__Task to complete__. Return the number of lines that contain the word "中国财经审计法规公报", and return nothing else.

[Figure dataset records]
_____

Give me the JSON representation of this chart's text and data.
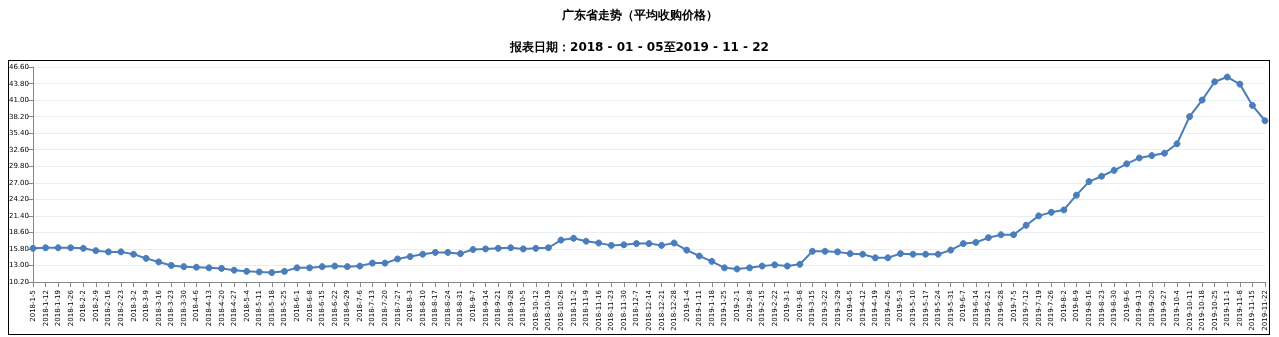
{
  "chart_data": {
    "type": "line",
    "title": "广东省走势（平均收购价格）",
    "subtitle": "报表日期：2018 - 01 - 05至2019 - 11 - 22",
    "categories": [
      "2018-1-5",
      "2018-1-12",
      "2018-1-19",
      "2018-1-26",
      "2018-2-2",
      "2018-2-9",
      "2018-2-16",
      "2018-2-23",
      "2018-3-2",
      "2018-3-9",
      "2018-3-16",
      "2018-3-23",
      "2018-3-30",
      "2018-4-6",
      "2018-4-13",
      "2018-4-20",
      "2018-4-27",
      "2018-5-4",
      "2018-5-11",
      "2018-5-18",
      "2018-5-25",
      "2018-6-1",
      "2018-6-8",
      "2018-6-15",
      "2018-6-22",
      "2018-6-29",
      "2018-7-6",
      "2018-7-13",
      "2018-7-20",
      "2018-7-27",
      "2018-8-3",
      "2018-8-10",
      "2018-8-17",
      "2018-8-24",
      "2018-8-31",
      "2018-9-7",
      "2018-9-14",
      "2018-9-21",
      "2018-9-28",
      "2018-10-5",
      "2018-10-12",
      "2018-10-19",
      "2018-10-26",
      "2018-11-2",
      "2018-11-9",
      "2018-11-16",
      "2018-11-23",
      "2018-11-30",
      "2018-12-7",
      "2018-12-14",
      "2018-12-21",
      "2018-12-28",
      "2019-1-4",
      "2019-1-11",
      "2019-1-18",
      "2019-1-25",
      "2019-2-1",
      "2019-2-8",
      "2019-2-15",
      "2019-2-22",
      "2019-3-1",
      "2019-3-8",
      "2019-3-15",
      "2019-3-22",
      "2019-3-29",
      "2019-4-5",
      "2019-4-12",
      "2019-4-19",
      "2019-4-26",
      "2019-5-3",
      "2019-5-10",
      "2019-5-17",
      "2019-5-24",
      "2019-5-31",
      "2019-6-7",
      "2019-6-14",
      "2019-6-21",
      "2019-6-28",
      "2019-7-5",
      "2019-7-12",
      "2019-7-19",
      "2019-7-26",
      "2019-8-2",
      "2019-8-9",
      "2019-8-16",
      "2019-8-23",
      "2019-8-30",
      "2019-9-6",
      "2019-9-13",
      "2019-9-20",
      "2019-9-27",
      "2019-10-4",
      "2019-10-11",
      "2019-10-18",
      "2019-10-25",
      "2019-11-1",
      "2019-11-8",
      "2019-11-15",
      "2019-11-22"
    ],
    "series": [
      {
        "color": "#4a7ebb",
        "values": [
          15.9,
          16.0,
          16.0,
          16.0,
          15.9,
          15.5,
          15.3,
          15.3,
          14.9,
          14.2,
          13.6,
          13.0,
          12.8,
          12.7,
          12.6,
          12.5,
          12.2,
          12.0,
          11.9,
          11.8,
          12.0,
          12.6,
          12.6,
          12.8,
          12.9,
          12.8,
          12.9,
          13.4,
          13.4,
          14.1,
          14.5,
          14.9,
          15.2,
          15.2,
          15.0,
          15.7,
          15.8,
          15.9,
          16.0,
          15.8,
          15.9,
          16.0,
          17.3,
          17.6,
          17.1,
          16.8,
          16.4,
          16.5,
          16.7,
          16.7,
          16.4,
          16.8,
          15.6,
          14.6,
          13.7,
          12.6,
          12.4,
          12.6,
          12.9,
          13.1,
          12.9,
          13.2,
          15.4,
          15.4,
          15.3,
          15.0,
          14.9,
          14.3,
          14.3,
          15.0,
          14.9,
          14.9,
          14.9,
          15.6,
          16.7,
          16.9,
          17.7,
          18.2,
          18.2,
          19.8,
          21.4,
          22.0,
          22.4,
          24.9,
          27.2,
          28.1,
          29.1,
          30.2,
          31.2,
          31.6,
          32.0,
          33.6,
          38.2,
          41.0,
          44.1,
          44.9,
          43.7,
          40.1,
          37.5
        ]
      }
    ],
    "ylim": [
      10.2,
      46.6
    ],
    "yticks": [
      {
        "value": 10.2,
        "label": "10.20"
      },
      {
        "value": 13,
        "label": "13.00"
      },
      {
        "value": 15.8,
        "label": "15.80"
      },
      {
        "value": 18.6,
        "label": "18.60"
      },
      {
        "value": 21.4,
        "label": "21.40"
      },
      {
        "value": 24.2,
        "label": "24.20"
      },
      {
        "value": 27,
        "label": "27.00"
      },
      {
        "value": 29.8,
        "label": "29.80"
      },
      {
        "value": 32.6,
        "label": "32.60"
      },
      {
        "value": 35.4,
        "label": "35.40"
      },
      {
        "value": 38.2,
        "label": "38.20"
      },
      {
        "value": 41,
        "label": "41.00"
      },
      {
        "value": 43.8,
        "label": "43.80"
      },
      {
        "value": 46.6,
        "label": "46.60"
      }
    ],
    "grid": "y",
    "marker": "circle",
    "line_style": "solid"
  }
}
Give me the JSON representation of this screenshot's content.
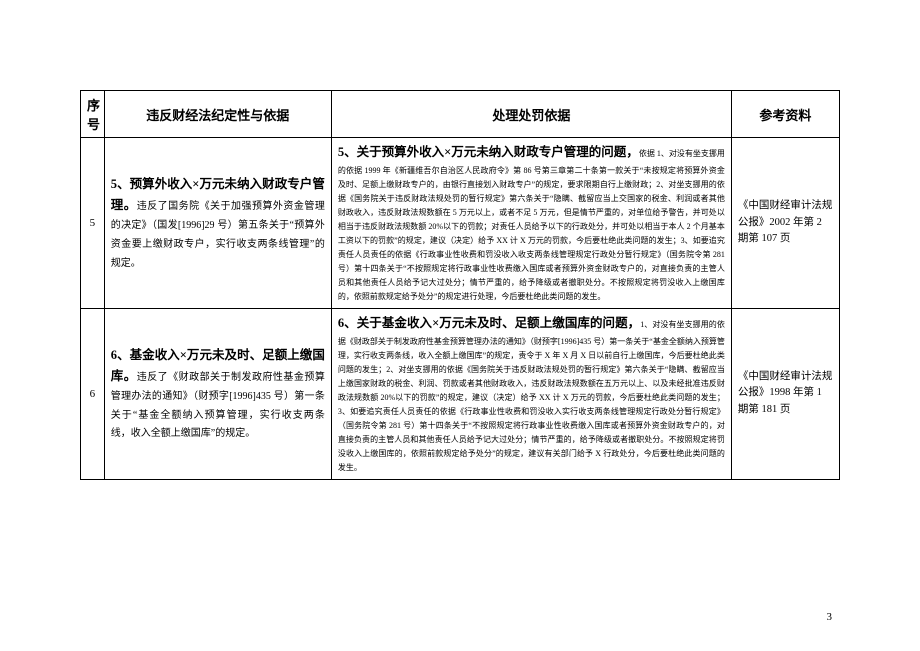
{
  "header": {
    "seq": "序号",
    "nature": "违反财经法纪定性与依据",
    "basis": "处理处罚依据",
    "ref": "参考资料"
  },
  "rows": [
    {
      "seq": "5",
      "nature_title": "5、预算外收入×万元未纳入财政专户管理。",
      "nature_body": "违反了国务院《关于加强预算外资金管理的决定》（国发[1996]29 号）第五条关于“预算外资金要上缴财政专户，实行收支两条线管理”的规定。",
      "basis_title": "5、关于预算外收入×万元未纳入财政专户管理的问题，",
      "basis_body": "依据 1、对没有坐支挪用的依据 1999 年《新疆维吾尔自治区人民政府令》第 86 号第三章第二十条第一款关于“未按规定将预算外资金及时、足额上缴财政专户的，由银行直接划入财政专户”的规定，要求限期自行上缴财政；2、对坐支挪用的依据《国务院关于违反财政法规处罚的暂行规定》第六条关于“隐瞒、截留应当上交国家的税金、利润或者其他财政收入，违反财政法规数额在 5 万元以上，或者不足 5 万元，但是情节严重的，对单位给予警告，并可处以相当于违反财政法规数额 20%以下的罚款；对责任人员给予以下的行政处分，并可处以相当于本人 2 个月基本工资以下的罚款”的规定，建议（决定）给予 XX 计 X 万元的罚款，今后要杜绝此类问题的发生；3、如要追究责任人员责任的依据《行政事业性收费和罚没收入收支两条线管理规定行政处分暂行规定》（国务院令第 281 号）第十四条关于“不按照规定将行政事业性收费缴入国库或者预算外资金财政专户的，对直接负责的主管人员和其他责任人员给予记大过处分；情节严重的，给予降级或者撤职处分。不按照规定将罚没收入上缴国库的，依照前款规定给予处分”的规定进行处理，今后要杜绝此类问题的发生。",
      "ref": "《中国财经审计法规公报》2002 年第 2 期第 107 页"
    },
    {
      "seq": "6",
      "nature_title": "6、基金收入×万元未及时、足额上缴国库。",
      "nature_body": "违反了《财政部关于制发政府性基金预算管理办法的通知》（财预字[1996]435 号）第一条关于“基金全额纳入预算管理，实行收支两条线，收入全额上缴国库”的规定。",
      "basis_title": "6、关于基金收入×万元未及时、足额上缴国库的问题，",
      "basis_body": "1、对没有坐支挪用的依据《财政部关于制发政府性基金预算管理办法的通知》（财预字[1996]435 号）第一条关于“基金全额纳入预算管理，实行收支两条线，收入全额上缴国库”的规定，责令于 X 年 X 月 X 日以前自行上缴国库，今后要杜绝此类问题的发生；2、对坐支挪用的依据《国务院关于违反财政法规处罚的暂行规定》第六条关于“隐瞒、截留应当上缴国家财政的税金、利润、罚款或者其他财政收入，违反财政法规数额在五万元以上、以及未经批准违反财政法规数额 20%以下的罚款”的规定，建议（决定）给予 XX 计 X 万元的罚款，今后要杜绝此类问题的发生；3、如要追究责任人员责任的依据《行政事业性收费和罚没收入实行收支两条线管理规定行政处分暂行规定》（国务院令第 281 号）第十四条关于“不按照规定将行政事业性收费缴入国库或者预算外资金财政专户的，对直接负责的主管人员和其他责任人员给予记大过处分；情节严重的，给予降级或者撤职处分。不按照规定将罚没收入上缴国库的，依照前款规定给予处分”的规定，建议有关部门给予 X 行政处分，今后要杜绝此类问题的发生。",
      "ref": "《中国财经审计法规公报》1998 年第 1 期第 181 页"
    }
  ],
  "page_number": "3"
}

_____

__Answer to the exercise__. 2